▶ [What the task requires] Repeat these rows word for word, starting with the line that contains "arrow-banner xyxy=(935,742,1423,836)" and ending after the line that contains "left-stripe xyxy=(369,634,722,717)".

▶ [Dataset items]
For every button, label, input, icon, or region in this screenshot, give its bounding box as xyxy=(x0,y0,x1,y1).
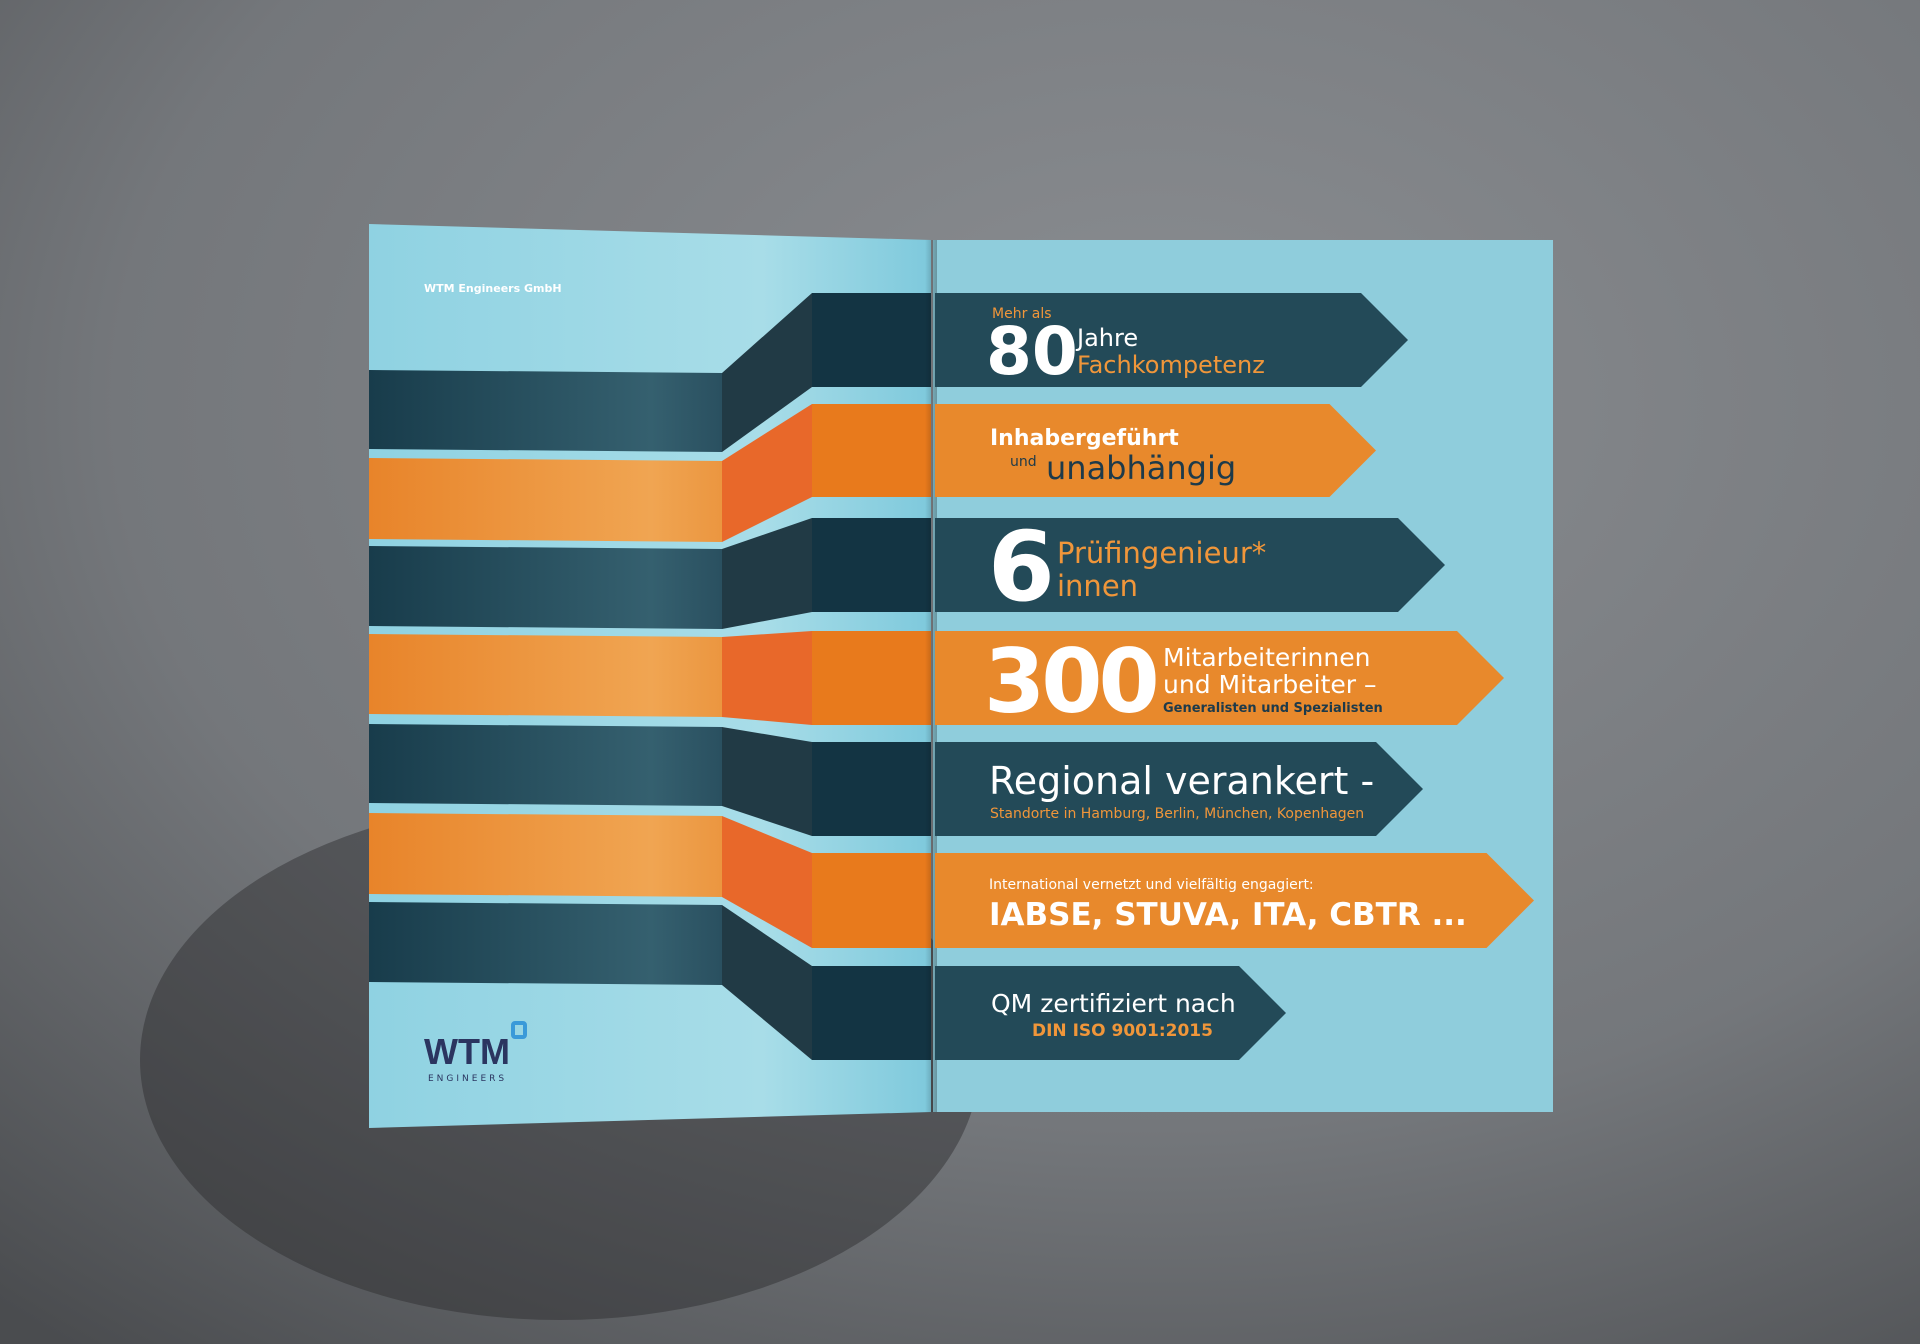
arrow-banner xyxy=(935,742,1423,836)
employees-sub: Generalisten und Spezialisten xyxy=(1163,701,1383,716)
banner-engineers: 6 Prüfingenieur* innen xyxy=(988,511,1266,623)
banner-regional: Regional verankert - Standorte in Hambur… xyxy=(989,759,1374,822)
left-stripe xyxy=(369,634,722,717)
international-label: International vernetzt und vielfältig en… xyxy=(989,877,1314,893)
banner-quality: QM zertifiziert nach DIN ISO 9001:2015 xyxy=(991,989,1236,1041)
left-stripe xyxy=(369,724,722,806)
arrow-banner xyxy=(935,293,1408,387)
banner-experience: Mehr als 80 Jahre Fachkompetenz xyxy=(986,306,1265,390)
arrow-banner xyxy=(935,853,1534,948)
logo-wordmark: WTM xyxy=(424,1031,510,1072)
company-name: WTM Engineers GmbH xyxy=(424,282,562,295)
fold-stripe xyxy=(812,966,931,1060)
fold-face xyxy=(722,905,812,1060)
banner-ownership: Inhabergeführt und unabhängig xyxy=(990,426,1236,487)
fold-stripe xyxy=(812,293,931,387)
arrow-banner xyxy=(935,966,1286,1060)
right-page-banners xyxy=(935,293,1534,1060)
fold-face xyxy=(722,631,812,725)
independent-label: unabhängig xyxy=(1046,449,1236,487)
engineers-label-2: innen xyxy=(1057,569,1138,603)
square-outline-icon xyxy=(511,1021,527,1039)
expertise-label: Fachkompetenz xyxy=(1077,351,1265,379)
fold-stripe xyxy=(812,742,931,836)
employees-label-2: und Mitarbeiter – xyxy=(1163,670,1377,699)
fold-stripe xyxy=(812,631,931,725)
logo-sub: ENGINEERS xyxy=(428,1074,507,1084)
fold-face xyxy=(722,518,812,629)
banner-employees: 300 Mitarbeiterinnen und Mitarbeiter – G… xyxy=(984,630,1383,733)
memberships-label: IABSE, STUVA, ITA, CBTR ... xyxy=(989,897,1467,933)
fold-stripe xyxy=(812,518,931,612)
wtm-logo: WTM ENGINEERS xyxy=(424,1021,527,1084)
left-stripe xyxy=(369,370,722,452)
fold-stripe xyxy=(812,404,931,497)
left-stripe xyxy=(369,546,722,629)
left-page-stripes xyxy=(369,293,931,1060)
left-stripe xyxy=(369,813,722,897)
and-label: und xyxy=(1010,454,1037,470)
fold-stripe xyxy=(812,853,931,948)
left-stripe xyxy=(369,458,722,542)
locations-label: Standorte in Hamburg, Berlin, München, K… xyxy=(990,806,1364,822)
years-label: Jahre xyxy=(1075,324,1138,352)
qm-label: QM zertifiziert nach xyxy=(991,989,1236,1018)
fold-face xyxy=(722,816,812,948)
left-stripe xyxy=(369,902,722,985)
arrow-banner xyxy=(935,631,1504,725)
engineers-label: Prüfingenieur* xyxy=(1057,536,1266,570)
arrow-banner xyxy=(935,518,1445,612)
fold-face xyxy=(722,727,812,836)
fold-face xyxy=(722,293,812,452)
employees-label: Mitarbeiterinnen xyxy=(1163,643,1370,672)
arrow-banner xyxy=(935,404,1376,497)
banner-international: International vernetzt und vielfältig en… xyxy=(989,877,1467,933)
employees-number: 300 xyxy=(984,630,1156,733)
years-number: 80 xyxy=(986,313,1078,390)
pre-label: Mehr als xyxy=(992,306,1052,322)
fold-face xyxy=(722,404,812,542)
iso-label: DIN ISO 9001:2015 xyxy=(1032,1021,1213,1041)
engineers-number: 6 xyxy=(988,511,1055,623)
owner-label: Inhabergeführt xyxy=(990,426,1179,451)
regional-label: Regional verankert - xyxy=(989,759,1374,803)
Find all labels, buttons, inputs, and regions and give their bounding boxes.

▶ [Complete response]
arrow-banner xyxy=(935,742,1423,836)
employees-sub: Generalisten und Spezialisten xyxy=(1163,701,1383,716)
banner-engineers: 6 Prüfingenieur* innen xyxy=(988,511,1266,623)
banner-regional: Regional verankert - Standorte in Hambur… xyxy=(989,759,1374,822)
left-stripe xyxy=(369,634,722,717)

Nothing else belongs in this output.